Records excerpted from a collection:
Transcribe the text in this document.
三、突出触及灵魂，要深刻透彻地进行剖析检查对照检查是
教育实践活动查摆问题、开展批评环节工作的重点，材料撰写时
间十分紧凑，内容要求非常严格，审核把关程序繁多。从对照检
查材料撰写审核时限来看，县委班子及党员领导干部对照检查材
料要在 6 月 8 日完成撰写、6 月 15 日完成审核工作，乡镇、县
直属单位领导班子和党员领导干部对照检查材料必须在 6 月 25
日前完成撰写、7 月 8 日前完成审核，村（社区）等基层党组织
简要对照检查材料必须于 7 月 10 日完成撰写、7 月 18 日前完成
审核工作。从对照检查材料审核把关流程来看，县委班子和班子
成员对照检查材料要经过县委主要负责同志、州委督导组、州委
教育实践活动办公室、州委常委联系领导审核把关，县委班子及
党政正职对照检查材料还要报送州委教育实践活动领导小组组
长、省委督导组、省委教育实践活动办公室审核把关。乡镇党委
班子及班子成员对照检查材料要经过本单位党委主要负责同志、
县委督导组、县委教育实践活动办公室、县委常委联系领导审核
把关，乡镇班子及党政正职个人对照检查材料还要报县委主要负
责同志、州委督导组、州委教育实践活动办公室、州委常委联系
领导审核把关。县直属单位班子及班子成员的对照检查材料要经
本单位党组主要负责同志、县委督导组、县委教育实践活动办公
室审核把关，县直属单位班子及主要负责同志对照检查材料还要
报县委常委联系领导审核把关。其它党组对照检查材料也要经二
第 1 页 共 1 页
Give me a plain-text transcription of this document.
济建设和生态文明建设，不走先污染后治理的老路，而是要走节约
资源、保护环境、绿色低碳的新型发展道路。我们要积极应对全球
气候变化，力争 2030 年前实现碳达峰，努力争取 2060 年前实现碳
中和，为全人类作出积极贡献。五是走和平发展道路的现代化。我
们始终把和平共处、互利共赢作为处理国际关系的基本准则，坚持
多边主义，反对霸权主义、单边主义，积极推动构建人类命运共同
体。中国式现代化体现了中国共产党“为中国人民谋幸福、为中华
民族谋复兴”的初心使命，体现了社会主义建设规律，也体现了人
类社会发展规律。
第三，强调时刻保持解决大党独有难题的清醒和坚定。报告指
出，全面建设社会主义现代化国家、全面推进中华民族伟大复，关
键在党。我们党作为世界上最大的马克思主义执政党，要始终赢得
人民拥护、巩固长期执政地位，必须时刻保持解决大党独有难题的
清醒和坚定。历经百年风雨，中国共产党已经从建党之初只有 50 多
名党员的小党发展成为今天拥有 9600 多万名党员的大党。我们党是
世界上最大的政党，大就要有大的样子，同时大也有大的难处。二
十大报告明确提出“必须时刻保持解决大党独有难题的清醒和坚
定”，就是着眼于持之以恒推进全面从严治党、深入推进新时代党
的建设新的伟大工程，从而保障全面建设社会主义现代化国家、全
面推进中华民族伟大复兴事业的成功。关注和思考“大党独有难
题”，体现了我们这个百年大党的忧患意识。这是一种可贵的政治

**DIRECTIVE:**
The records above are to be repeated exactly, in their entirety.

**EXERCISE OUTPUT:**
Transcribe the text in this document.
三、突出触及灵魂，要深刻透彻地进行剖析检查对照检查是
教育实践活动查摆问题、开展批评环节工作的重点，材料撰写时
间十分紧凑，内容要求非常严格，审核把关程序繁多。从对照检
查材料撰写审核时限来看，县委班子及党员领导干部对照检查材
料要在 6 月 8 日完成撰写、6 月 15 日完成审核工作，乡镇、县
直属单位领导班子和党员领导干部对照检查材料必须在 6 月 25
日前完成撰写、7 月 8 日前完成审核，村（社区）等基层党组织
简要对照检查材料必须于 7 月 10 日完成撰写、7 月 18 日前完成
审核工作。从对照检查材料审核把关流程来看，县委班子和班子
成员对照检查材料要经过县委主要负责同志、州委督导组、州委
教育实践活动办公室、州委常委联系领导审核把关，县委班子及
党政正职对照检查材料还要报送州委教育实践活动领导小组组
长、省委督导组、省委教育实践活动办公室审核把关。乡镇党委
班子及班子成员对照检查材料要经过本单位党委主要负责同志、
县委督导组、县委教育实践活动办公室、县委常委联系领导审核
把关，乡镇班子及党政正职个人对照检查材料还要报县委主要负
责同志、州委督导组、州委教育实践活动办公室、州委常委联系
领导审核把关。县直属单位班子及班子成员的对照检查材料要经
本单位党组主要负责同志、县委督导组、县委教育实践活动办公
室审核把关，县直属单位班子及主要负责同志对照检查材料还要
报县委常委联系领导审核把关。其它党组对照检查材料也要经二
第 1 页 共 1 页
Give me a plain-text transcription of this document.
济建设和生态文明建设，不走先污染后治理的老路，而是要走节约
资源、保护环境、绿色低碳的新型发展道路。我们要积极应对全球
气候变化，力争 2030 年前实现碳达峰，努力争取 2060 年前实现碳
中和，为全人类作出积极贡献。五是走和平发展道路的现代化。我
们始终把和平共处、互利共赢作为处理国际关系的基本准则，坚持
多边主义，反对霸权主义、单边主义，积极推动构建人类命运共同
体。中国式现代化体现了中国共产党“为中国人民谋幸福、为中华
民族谋复兴”的初心使命，体现了社会主义建设规律，也体现了人
类社会发展规律。
第三，强调时刻保持解决大党独有难题的清醒和坚定。报告指
出，全面建设社会主义现代化国家、全面推进中华民族伟大复，关
键在党。我们党作为世界上最大的马克思主义执政党，要始终赢得
人民拥护、巩固长期执政地位，必须时刻保持解决大党独有难题的
清醒和坚定。历经百年风雨，中国共产党已经从建党之初只有 50 多
名党员的小党发展成为今天拥有 9600 多万名党员的大党。我们党是
世界上最大的政党，大就要有大的样子，同时大也有大的难处。二
十大报告明确提出“必须时刻保持解决大党独有难题的清醒和坚
定”，就是着眼于持之以恒推进全面从严治党、深入推进新时代党
的建设新的伟大工程，从而保障全面建设社会主义现代化国家、全
面推进中华民族伟大复兴事业的成功。关注和思考“大党独有难
题”，体现了我们这个百年大党的忧患意识。这是一种可贵的政治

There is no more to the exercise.